→ КОРОТКОЕ ЗАДАНИЕ: Представьте записи от первой строки до строки с «241, 641, 378]» включительно в виде таблицы Markdown со столбцами «Номер» и «Строка». Пустые строки не включайте.

......

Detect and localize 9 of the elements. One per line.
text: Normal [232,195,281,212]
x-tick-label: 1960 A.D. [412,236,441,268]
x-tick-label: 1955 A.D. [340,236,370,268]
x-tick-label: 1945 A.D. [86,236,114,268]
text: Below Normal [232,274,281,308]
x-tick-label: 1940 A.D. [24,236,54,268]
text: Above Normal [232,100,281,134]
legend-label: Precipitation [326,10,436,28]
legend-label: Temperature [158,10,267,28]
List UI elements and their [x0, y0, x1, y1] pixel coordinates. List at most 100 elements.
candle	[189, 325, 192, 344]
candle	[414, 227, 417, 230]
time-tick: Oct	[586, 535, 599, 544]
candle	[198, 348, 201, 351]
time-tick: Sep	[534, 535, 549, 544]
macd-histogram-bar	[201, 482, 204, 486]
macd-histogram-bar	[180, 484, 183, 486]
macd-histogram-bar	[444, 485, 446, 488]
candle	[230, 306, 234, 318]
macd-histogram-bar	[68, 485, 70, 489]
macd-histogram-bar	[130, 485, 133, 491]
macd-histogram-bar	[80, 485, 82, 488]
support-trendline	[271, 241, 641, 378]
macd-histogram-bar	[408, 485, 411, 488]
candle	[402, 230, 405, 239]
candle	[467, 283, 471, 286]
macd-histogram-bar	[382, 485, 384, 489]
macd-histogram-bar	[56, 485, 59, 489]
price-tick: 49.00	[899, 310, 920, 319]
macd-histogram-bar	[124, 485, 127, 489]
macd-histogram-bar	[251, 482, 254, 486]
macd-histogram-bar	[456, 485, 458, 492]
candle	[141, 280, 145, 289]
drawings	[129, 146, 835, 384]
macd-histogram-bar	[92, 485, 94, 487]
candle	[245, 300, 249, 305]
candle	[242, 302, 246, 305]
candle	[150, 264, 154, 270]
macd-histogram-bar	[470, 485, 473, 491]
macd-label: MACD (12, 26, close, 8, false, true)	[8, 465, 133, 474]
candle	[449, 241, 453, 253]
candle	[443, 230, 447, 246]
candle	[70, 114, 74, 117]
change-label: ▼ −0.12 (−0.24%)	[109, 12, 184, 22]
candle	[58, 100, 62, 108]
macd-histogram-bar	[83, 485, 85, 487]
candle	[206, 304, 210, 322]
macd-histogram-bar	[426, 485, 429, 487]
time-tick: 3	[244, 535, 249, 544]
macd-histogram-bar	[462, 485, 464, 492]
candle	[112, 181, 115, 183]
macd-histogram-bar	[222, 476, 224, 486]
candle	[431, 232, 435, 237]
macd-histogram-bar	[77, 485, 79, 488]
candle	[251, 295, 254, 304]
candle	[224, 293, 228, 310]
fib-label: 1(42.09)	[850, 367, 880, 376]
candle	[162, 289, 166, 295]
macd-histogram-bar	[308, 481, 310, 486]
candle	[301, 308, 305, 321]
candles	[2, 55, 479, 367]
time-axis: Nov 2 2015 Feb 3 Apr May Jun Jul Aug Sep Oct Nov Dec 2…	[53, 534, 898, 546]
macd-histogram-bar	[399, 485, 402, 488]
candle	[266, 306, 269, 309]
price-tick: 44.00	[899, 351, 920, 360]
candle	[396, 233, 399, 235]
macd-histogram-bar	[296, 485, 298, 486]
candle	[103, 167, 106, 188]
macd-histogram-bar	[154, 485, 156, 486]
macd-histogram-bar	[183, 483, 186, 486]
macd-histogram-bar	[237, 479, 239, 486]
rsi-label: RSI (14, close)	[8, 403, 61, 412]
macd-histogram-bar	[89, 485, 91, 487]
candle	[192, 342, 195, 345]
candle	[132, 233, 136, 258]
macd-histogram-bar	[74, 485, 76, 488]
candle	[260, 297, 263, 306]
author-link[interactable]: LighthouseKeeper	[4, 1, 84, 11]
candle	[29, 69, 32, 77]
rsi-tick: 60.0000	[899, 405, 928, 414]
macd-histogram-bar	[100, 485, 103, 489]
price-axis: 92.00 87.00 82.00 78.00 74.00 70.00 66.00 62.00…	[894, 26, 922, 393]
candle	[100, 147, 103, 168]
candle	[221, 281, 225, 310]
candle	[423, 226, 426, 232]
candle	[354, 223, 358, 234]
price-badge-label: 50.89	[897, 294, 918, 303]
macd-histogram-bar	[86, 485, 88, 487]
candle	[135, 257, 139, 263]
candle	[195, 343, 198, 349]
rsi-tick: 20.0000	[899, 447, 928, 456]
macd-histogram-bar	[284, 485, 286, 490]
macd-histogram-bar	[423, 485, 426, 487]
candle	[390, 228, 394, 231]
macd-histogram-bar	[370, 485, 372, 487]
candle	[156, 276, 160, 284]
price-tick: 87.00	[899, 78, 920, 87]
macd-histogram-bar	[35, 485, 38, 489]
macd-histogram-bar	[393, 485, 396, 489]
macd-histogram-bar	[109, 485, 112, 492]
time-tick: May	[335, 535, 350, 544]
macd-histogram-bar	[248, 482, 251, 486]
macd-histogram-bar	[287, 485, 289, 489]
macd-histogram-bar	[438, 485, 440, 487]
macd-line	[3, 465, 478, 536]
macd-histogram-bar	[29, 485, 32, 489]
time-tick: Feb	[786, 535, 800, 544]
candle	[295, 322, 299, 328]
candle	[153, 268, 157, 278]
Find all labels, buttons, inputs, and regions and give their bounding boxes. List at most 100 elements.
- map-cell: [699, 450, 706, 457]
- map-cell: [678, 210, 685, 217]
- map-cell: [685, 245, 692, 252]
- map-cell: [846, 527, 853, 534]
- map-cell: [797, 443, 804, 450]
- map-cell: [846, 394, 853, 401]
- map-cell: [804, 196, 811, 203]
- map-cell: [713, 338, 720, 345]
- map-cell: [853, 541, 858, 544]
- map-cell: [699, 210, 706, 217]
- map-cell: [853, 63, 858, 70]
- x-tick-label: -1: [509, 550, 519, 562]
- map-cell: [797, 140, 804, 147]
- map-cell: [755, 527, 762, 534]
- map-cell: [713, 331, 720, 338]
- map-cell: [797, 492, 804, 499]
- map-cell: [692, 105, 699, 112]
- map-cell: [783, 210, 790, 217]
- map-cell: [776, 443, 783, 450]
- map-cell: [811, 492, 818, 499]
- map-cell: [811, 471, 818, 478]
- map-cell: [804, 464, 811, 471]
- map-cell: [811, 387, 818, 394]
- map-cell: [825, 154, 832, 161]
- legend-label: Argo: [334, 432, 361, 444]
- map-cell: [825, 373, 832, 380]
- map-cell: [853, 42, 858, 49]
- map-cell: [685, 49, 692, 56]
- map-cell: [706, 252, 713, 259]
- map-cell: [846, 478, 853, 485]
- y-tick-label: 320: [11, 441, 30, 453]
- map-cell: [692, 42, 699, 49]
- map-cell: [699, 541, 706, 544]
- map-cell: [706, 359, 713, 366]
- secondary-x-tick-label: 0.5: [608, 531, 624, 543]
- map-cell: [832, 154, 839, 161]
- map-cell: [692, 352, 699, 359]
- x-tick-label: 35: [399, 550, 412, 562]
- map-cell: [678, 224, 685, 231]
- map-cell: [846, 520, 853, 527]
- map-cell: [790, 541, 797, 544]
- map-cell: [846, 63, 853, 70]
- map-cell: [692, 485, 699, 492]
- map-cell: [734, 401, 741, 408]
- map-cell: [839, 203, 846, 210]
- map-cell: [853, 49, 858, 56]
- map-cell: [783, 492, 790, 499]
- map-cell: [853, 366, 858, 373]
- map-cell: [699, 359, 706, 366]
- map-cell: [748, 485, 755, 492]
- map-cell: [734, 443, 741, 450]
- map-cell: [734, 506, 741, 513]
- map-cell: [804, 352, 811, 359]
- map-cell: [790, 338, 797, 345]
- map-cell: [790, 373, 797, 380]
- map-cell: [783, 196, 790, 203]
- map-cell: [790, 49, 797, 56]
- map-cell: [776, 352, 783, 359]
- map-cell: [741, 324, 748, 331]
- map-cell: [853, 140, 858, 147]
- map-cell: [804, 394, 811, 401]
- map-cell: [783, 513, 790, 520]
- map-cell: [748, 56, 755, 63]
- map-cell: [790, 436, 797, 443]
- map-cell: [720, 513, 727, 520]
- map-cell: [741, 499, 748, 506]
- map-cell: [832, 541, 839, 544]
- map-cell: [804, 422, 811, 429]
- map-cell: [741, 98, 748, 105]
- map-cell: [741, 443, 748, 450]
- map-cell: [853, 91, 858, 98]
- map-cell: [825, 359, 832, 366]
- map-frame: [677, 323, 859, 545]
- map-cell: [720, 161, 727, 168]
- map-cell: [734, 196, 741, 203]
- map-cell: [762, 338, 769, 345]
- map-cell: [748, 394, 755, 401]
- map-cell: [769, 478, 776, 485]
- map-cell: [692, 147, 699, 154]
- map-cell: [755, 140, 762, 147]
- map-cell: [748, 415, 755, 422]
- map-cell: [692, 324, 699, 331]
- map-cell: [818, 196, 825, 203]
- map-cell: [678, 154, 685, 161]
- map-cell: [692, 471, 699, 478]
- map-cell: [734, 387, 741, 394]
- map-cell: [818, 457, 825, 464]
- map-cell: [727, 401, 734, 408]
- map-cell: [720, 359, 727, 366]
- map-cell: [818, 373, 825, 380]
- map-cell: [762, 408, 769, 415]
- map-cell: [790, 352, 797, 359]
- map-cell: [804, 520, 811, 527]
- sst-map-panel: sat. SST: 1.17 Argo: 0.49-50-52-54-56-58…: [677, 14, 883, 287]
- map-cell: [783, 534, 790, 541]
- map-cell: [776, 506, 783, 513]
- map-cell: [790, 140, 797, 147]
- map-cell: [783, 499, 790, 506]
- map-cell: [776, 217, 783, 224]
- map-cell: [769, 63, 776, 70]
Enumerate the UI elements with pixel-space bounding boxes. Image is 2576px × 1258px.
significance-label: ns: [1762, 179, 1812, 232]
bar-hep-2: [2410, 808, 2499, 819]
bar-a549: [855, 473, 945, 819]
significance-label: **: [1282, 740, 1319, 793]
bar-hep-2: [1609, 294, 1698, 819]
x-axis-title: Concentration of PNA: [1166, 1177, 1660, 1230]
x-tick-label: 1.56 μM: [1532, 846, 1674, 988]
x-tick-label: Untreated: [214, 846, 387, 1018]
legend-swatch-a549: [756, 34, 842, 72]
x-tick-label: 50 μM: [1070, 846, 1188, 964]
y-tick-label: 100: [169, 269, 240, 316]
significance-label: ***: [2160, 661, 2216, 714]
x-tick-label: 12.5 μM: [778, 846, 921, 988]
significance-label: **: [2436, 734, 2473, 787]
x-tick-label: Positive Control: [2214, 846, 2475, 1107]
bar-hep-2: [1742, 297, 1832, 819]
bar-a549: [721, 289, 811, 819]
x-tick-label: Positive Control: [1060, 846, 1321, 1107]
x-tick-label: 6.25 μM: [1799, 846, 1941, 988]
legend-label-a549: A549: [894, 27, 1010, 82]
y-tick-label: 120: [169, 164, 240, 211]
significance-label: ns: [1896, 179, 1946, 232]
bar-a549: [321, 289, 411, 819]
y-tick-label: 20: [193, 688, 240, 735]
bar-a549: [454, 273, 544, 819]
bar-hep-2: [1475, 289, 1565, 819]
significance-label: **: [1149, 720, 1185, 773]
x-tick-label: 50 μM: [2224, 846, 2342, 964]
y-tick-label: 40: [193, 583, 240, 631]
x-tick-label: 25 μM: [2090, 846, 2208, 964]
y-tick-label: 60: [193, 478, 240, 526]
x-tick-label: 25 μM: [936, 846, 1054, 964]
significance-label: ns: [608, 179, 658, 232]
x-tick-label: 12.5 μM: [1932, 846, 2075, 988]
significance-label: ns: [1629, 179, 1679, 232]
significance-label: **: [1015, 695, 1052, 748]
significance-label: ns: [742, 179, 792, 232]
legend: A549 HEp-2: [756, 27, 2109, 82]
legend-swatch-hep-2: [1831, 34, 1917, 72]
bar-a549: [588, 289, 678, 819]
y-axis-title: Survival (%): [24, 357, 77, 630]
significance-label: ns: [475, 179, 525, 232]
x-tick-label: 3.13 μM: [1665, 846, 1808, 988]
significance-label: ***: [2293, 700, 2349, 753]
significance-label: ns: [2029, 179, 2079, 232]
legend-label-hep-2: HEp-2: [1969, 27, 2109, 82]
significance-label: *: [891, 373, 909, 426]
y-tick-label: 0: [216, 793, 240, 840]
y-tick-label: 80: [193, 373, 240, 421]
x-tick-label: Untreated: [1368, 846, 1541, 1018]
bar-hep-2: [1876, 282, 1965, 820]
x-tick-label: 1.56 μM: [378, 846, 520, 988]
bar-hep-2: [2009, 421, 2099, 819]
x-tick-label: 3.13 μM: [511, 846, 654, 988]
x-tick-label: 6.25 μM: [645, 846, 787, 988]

......

→ ОТВЕТ К УПРАЖНЕНИЮ:
| Номер | Строка |
|---|---|
| 1 | Detect and localize 9 of the elements. One per line. |
| 2 | text: Normal [232,195,281,212] |
| 3 | x-tick-label: 1960 A.D. [412,236,441,268] |
| 4 | x-tick-label: 1955 A.D. [340,236,370,268] |
| 5 | x-tick-label: 1945 A.D. [86,236,114,268] |
| 6 | text: Below Normal [232,274,281,308] |
| 7 | x-tick-label: 1940 A.D. [24,236,54,268] |
| 8 | text: Above Normal [232,100,281,134] |
| 9 | legend-label: Precipitation [326,10,436,28] |
| 10 | legend-label: Temperature [158,10,267,28] |
| 11 | List UI elements and their [x0, y0, x1, y1] pixel coordinates. List at most 100 elements. |
| 12 | candle	[189, 325, 192, 344] |
| 13 | candle	[414, 227, 417, 230] |
| 14 | time-tick: Oct	[586, 535, 599, 544] |
| 15 | candle	[198, 348, 201, 351] |
| 16 | time-tick: Sep	[534, 535, 549, 544] |
| 17 | macd-histogram-bar	[201, 482, 204, 486] |
| 18 | macd-histogram-bar	[180, 484, 183, 486] |
| 19 | macd-histogram-bar	[444, 485, 446, 488] |
| 20 | candle	[230, 306, 234, 318] |
| 21 | macd-histogram-bar	[68, 485, 70, 489] |
| 22 | macd-histogram-bar	[130, 485, 133, 491] |
| 23 | macd-histogram-bar	[80, 485, 82, 488] |
| 24 | support-trendline	[271, 241, 641, 378] |